━━━ Task material

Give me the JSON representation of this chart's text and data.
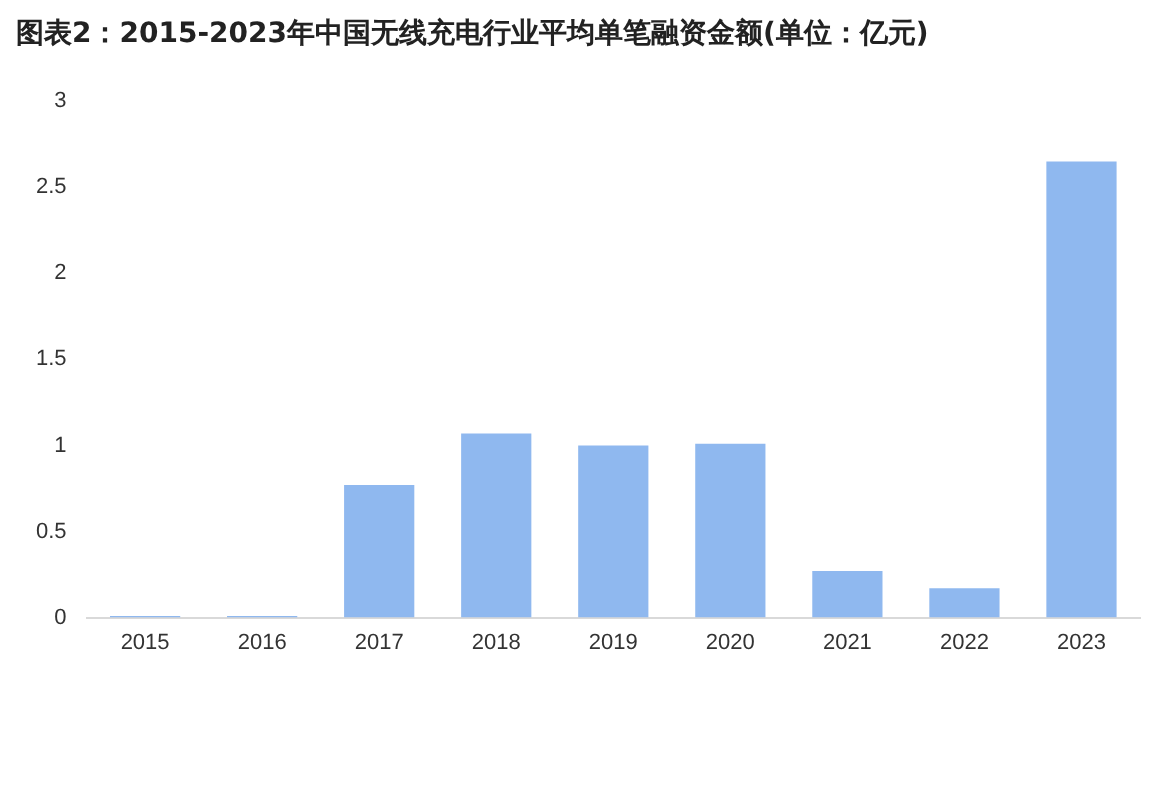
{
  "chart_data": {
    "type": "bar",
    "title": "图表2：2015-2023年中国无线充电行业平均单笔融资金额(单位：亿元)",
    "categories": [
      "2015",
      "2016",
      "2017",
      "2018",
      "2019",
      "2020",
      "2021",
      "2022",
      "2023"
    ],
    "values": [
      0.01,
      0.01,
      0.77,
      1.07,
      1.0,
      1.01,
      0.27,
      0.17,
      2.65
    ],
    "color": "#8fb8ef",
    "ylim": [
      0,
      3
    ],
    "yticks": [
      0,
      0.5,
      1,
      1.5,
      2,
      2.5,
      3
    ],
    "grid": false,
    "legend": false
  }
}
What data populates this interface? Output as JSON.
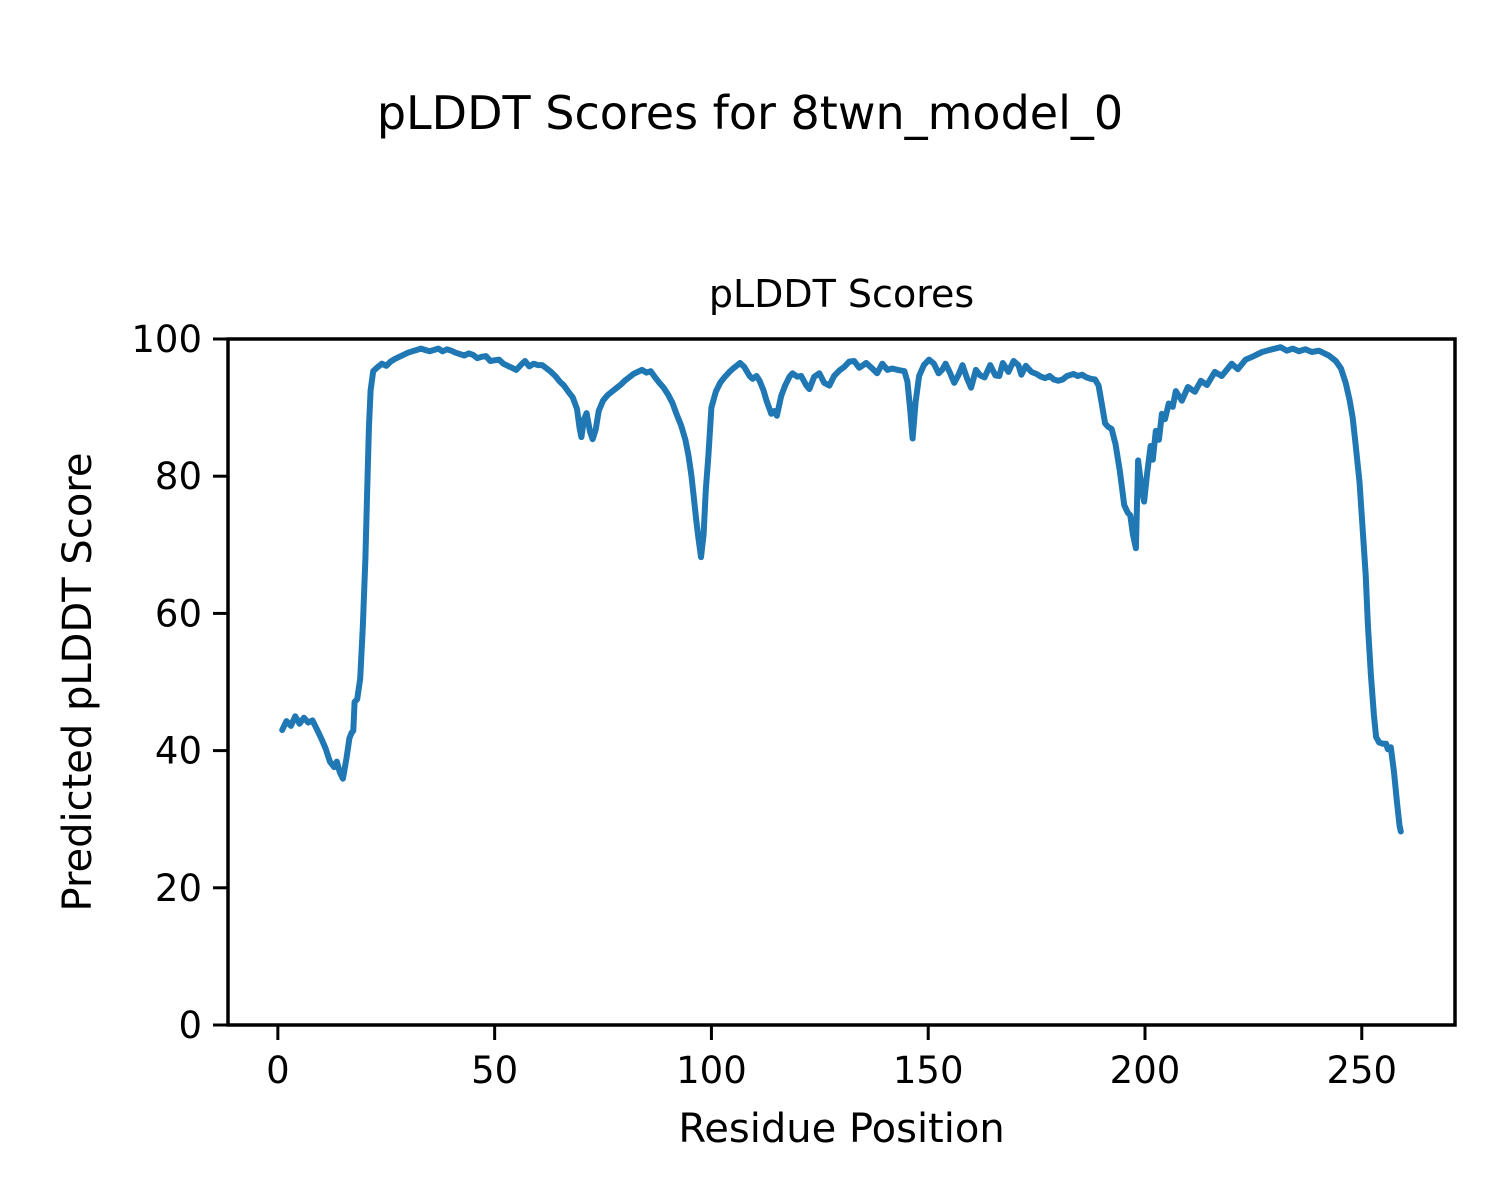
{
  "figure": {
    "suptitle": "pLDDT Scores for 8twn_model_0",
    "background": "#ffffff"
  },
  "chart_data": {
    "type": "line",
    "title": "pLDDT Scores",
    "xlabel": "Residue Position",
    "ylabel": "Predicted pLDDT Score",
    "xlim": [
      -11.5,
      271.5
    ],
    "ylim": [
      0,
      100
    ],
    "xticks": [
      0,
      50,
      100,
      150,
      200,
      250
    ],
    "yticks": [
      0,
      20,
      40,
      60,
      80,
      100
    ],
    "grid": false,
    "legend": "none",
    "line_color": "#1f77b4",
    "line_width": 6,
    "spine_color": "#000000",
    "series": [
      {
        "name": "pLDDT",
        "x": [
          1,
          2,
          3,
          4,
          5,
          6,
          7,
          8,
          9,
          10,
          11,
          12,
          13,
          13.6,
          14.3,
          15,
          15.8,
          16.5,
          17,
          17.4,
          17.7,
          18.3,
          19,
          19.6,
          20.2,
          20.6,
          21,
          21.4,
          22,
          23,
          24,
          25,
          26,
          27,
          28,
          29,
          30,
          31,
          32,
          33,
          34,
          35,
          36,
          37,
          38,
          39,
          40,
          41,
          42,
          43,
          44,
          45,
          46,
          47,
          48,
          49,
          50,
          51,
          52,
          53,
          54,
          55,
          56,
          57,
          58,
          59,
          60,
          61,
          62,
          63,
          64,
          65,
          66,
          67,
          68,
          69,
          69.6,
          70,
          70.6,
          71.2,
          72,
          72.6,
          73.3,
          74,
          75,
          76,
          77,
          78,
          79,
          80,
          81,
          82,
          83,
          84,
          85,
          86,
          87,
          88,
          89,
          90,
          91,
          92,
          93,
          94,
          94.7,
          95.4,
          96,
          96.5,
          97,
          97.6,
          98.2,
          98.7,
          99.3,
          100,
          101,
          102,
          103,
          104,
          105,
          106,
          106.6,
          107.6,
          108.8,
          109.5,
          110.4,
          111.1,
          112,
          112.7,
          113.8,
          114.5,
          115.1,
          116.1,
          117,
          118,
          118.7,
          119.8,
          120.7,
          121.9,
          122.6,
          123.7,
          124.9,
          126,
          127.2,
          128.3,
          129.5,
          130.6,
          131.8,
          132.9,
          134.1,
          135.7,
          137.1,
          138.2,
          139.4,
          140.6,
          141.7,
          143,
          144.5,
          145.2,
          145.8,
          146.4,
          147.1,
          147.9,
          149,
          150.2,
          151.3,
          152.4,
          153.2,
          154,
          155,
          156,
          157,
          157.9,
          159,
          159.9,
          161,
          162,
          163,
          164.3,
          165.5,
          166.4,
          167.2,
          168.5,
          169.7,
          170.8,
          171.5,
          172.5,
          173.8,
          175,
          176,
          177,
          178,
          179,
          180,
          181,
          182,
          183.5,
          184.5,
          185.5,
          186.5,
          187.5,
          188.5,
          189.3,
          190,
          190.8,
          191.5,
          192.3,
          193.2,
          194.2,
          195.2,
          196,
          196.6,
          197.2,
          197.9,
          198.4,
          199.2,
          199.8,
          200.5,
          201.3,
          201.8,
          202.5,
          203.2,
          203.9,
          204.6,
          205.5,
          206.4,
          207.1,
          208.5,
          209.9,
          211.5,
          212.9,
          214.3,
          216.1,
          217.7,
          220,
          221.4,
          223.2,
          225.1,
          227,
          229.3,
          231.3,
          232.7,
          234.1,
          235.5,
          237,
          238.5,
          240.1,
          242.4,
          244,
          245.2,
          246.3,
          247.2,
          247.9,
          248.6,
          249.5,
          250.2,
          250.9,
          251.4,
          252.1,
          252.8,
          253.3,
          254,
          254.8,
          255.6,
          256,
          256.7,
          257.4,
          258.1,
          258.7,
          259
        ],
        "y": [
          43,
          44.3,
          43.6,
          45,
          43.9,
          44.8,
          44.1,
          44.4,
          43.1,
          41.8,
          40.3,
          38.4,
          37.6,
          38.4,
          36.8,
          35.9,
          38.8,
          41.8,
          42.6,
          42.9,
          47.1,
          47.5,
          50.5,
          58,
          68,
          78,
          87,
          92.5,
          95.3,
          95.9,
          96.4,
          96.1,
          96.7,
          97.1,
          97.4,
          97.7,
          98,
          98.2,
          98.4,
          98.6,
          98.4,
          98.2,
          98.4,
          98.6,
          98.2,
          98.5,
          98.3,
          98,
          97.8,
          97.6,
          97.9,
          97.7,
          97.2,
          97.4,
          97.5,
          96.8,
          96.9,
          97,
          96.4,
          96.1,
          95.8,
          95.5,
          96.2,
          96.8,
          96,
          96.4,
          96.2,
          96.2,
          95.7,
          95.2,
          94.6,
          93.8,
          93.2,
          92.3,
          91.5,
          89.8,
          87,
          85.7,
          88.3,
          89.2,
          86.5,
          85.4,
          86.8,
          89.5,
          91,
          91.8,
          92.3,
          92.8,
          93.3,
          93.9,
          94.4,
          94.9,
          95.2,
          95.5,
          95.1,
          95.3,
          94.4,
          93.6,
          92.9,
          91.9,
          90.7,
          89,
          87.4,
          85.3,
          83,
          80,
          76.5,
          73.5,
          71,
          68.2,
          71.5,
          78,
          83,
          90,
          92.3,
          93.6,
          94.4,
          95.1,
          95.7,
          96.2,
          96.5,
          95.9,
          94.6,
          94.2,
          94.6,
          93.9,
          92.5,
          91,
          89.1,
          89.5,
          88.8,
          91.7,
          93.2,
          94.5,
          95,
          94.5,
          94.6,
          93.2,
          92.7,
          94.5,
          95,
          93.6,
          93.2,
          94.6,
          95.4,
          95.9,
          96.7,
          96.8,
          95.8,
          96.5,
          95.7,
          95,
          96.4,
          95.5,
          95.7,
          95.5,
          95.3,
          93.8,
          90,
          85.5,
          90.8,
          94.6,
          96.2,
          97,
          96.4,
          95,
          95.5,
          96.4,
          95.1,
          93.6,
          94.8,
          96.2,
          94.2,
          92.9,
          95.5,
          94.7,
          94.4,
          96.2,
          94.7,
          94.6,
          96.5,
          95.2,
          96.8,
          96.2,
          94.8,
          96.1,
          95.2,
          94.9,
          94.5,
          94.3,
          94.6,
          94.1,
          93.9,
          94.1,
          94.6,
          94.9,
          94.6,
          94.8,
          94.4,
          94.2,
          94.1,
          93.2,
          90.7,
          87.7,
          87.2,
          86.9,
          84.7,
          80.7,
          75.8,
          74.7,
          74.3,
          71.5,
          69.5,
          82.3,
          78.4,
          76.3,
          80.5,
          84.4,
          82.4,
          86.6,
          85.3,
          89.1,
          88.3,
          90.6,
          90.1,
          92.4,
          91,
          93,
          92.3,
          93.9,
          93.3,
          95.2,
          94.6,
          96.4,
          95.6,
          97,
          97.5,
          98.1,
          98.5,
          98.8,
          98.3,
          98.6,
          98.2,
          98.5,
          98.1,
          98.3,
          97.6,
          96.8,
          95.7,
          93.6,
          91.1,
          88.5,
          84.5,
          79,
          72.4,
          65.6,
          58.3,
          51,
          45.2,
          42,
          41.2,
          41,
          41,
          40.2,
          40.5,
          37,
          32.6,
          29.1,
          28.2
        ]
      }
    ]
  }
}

━━━━━━
━━━ Task material

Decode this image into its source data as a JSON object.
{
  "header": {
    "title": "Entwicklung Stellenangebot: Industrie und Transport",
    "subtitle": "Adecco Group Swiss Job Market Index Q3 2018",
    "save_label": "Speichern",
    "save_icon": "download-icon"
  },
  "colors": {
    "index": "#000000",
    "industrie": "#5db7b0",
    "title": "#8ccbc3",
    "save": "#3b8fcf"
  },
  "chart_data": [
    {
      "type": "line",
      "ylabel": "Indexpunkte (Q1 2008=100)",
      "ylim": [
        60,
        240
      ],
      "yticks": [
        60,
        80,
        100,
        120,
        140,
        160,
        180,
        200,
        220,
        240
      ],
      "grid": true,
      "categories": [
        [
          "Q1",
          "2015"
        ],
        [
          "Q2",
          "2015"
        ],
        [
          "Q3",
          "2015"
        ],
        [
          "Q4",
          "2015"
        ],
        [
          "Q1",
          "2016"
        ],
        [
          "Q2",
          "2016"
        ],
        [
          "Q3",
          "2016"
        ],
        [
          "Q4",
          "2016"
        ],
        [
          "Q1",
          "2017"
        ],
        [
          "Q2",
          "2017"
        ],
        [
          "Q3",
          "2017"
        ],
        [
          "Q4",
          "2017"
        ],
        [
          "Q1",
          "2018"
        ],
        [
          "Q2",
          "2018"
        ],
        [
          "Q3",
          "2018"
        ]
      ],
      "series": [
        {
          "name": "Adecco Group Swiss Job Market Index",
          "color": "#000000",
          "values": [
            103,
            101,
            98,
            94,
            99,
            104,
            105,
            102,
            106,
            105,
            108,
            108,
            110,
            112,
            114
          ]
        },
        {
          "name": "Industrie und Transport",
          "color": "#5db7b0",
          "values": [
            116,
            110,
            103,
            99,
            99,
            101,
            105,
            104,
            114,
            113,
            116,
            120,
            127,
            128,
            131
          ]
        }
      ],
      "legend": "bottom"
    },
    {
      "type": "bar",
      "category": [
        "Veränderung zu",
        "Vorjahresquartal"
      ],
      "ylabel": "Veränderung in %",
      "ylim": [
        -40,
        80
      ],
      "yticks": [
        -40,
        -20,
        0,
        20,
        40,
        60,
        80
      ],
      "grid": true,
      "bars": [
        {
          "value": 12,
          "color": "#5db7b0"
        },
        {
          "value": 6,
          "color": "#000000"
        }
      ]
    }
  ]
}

━━━━━━

**Task statement**
Provide solely the number of lines in the data that include the word "ylabel".

**Task solution**
3